> Exercise goal: Edit the lines below so that every "centering-mark" becomes "alignment-mark", and keep everything else the same.

Dataset excerpt
****
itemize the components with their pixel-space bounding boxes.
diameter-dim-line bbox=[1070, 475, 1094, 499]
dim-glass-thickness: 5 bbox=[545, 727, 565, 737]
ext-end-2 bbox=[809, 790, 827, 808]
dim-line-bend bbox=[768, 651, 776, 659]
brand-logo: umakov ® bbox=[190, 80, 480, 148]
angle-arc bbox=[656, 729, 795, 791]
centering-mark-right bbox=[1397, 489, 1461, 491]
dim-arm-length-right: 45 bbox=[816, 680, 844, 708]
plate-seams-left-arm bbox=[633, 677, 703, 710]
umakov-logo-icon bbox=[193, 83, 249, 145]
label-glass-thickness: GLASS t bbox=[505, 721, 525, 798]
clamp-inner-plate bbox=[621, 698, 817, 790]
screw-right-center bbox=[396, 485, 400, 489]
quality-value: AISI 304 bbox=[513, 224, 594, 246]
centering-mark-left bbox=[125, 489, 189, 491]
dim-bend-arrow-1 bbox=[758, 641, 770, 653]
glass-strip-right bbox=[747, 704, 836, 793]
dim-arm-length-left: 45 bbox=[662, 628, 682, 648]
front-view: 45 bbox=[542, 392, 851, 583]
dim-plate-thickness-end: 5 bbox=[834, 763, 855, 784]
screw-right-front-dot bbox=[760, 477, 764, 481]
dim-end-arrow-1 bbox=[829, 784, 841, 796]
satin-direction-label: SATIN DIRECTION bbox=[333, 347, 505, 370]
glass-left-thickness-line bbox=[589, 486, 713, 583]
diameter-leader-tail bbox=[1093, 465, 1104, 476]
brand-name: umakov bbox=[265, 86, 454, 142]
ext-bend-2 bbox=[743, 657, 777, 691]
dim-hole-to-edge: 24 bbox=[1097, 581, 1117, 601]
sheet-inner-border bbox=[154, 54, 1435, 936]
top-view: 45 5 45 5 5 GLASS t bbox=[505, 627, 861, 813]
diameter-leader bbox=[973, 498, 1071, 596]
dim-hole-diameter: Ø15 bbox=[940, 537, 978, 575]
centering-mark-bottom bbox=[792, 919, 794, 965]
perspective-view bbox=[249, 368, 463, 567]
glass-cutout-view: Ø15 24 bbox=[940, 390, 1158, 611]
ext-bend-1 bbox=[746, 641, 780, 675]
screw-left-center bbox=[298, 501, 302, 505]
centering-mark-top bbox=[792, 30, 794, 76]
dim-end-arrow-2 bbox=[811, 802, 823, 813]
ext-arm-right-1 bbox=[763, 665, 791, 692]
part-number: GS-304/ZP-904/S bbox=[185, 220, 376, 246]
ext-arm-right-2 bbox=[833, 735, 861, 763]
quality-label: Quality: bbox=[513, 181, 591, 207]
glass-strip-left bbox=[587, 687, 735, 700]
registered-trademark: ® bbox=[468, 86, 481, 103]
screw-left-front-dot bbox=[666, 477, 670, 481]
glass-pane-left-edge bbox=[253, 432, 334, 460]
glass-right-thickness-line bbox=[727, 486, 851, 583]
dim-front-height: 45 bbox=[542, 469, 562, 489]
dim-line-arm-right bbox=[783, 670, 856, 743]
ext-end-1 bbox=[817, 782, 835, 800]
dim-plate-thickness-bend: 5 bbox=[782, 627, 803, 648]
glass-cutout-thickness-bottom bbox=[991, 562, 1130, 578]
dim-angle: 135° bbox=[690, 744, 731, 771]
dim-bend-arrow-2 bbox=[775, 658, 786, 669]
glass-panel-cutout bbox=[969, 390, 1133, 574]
****
> Exercise answer:
itemize the components with their pixel-space bounding boxes.
diameter-dim-line bbox=[1070, 475, 1094, 499]
dim-glass-thickness: 5 bbox=[545, 727, 565, 737]
ext-end-2 bbox=[809, 790, 827, 808]
dim-line-bend bbox=[768, 651, 776, 659]
brand-logo: umakov ® bbox=[190, 80, 480, 148]
angle-arc bbox=[656, 729, 795, 791]
alignment-mark-right bbox=[1397, 489, 1461, 491]
dim-arm-length-right: 45 bbox=[816, 680, 844, 708]
plate-seams-left-arm bbox=[633, 677, 703, 710]
umakov-logo-icon bbox=[193, 83, 249, 145]
label-glass-thickness: GLASS t bbox=[505, 721, 525, 798]
clamp-inner-plate bbox=[621, 698, 817, 790]
screw-right-center bbox=[396, 485, 400, 489]
quality-value: AISI 304 bbox=[513, 224, 594, 246]
alignment-mark-left bbox=[125, 489, 189, 491]
dim-bend-arrow-1 bbox=[758, 641, 770, 653]
glass-strip-right bbox=[747, 704, 836, 793]
dim-arm-length-left: 45 bbox=[662, 628, 682, 648]
front-view: 45 bbox=[542, 392, 851, 583]
dim-plate-thickness-end: 5 bbox=[834, 763, 855, 784]
screw-right-front-dot bbox=[760, 477, 764, 481]
dim-end-arrow-1 bbox=[829, 784, 841, 796]
satin-direction-label: SATIN DIRECTION bbox=[333, 347, 505, 370]
glass-left-thickness-line bbox=[589, 486, 713, 583]
diameter-leader-tail bbox=[1093, 465, 1104, 476]
brand-name: umakov bbox=[265, 86, 454, 142]
ext-bend-2 bbox=[743, 657, 777, 691]
dim-hole-to-edge: 24 bbox=[1097, 581, 1117, 601]
sheet-inner-border bbox=[154, 54, 1435, 936]
top-view: 45 5 45 5 5 GLASS t bbox=[505, 627, 861, 813]
diameter-leader bbox=[973, 498, 1071, 596]
dim-hole-diameter: Ø15 bbox=[940, 537, 978, 575]
alignment-mark-bottom bbox=[792, 919, 794, 965]
perspective-view bbox=[249, 368, 463, 567]
glass-cutout-view: Ø15 24 bbox=[940, 390, 1158, 611]
ext-bend-1 bbox=[746, 641, 780, 675]
screw-left-center bbox=[298, 501, 302, 505]
alignment-mark-top bbox=[792, 30, 794, 76]
dim-end-arrow-2 bbox=[811, 802, 823, 813]
ext-arm-right-1 bbox=[763, 665, 791, 692]
part-number: GS-304/ZP-904/S bbox=[185, 220, 376, 246]
ext-arm-right-2 bbox=[833, 735, 861, 763]
quality-label: Quality: bbox=[513, 181, 591, 207]
glass-strip-left bbox=[587, 687, 735, 700]
registered-trademark: ® bbox=[468, 86, 481, 103]
screw-left-front-dot bbox=[666, 477, 670, 481]
glass-pane-left-edge bbox=[253, 432, 334, 460]
glass-right-thickness-line bbox=[727, 486, 851, 583]
dim-front-height: 45 bbox=[542, 469, 562, 489]
dim-line-arm-right bbox=[783, 670, 856, 743]
ext-end-1 bbox=[817, 782, 835, 800]
dim-plate-thickness-bend: 5 bbox=[782, 627, 803, 648]
glass-cutout-thickness-bottom bbox=[991, 562, 1130, 578]
dim-angle: 135° bbox=[690, 744, 731, 771]
dim-bend-arrow-2 bbox=[775, 658, 786, 669]
glass-panel-cutout bbox=[969, 390, 1133, 574]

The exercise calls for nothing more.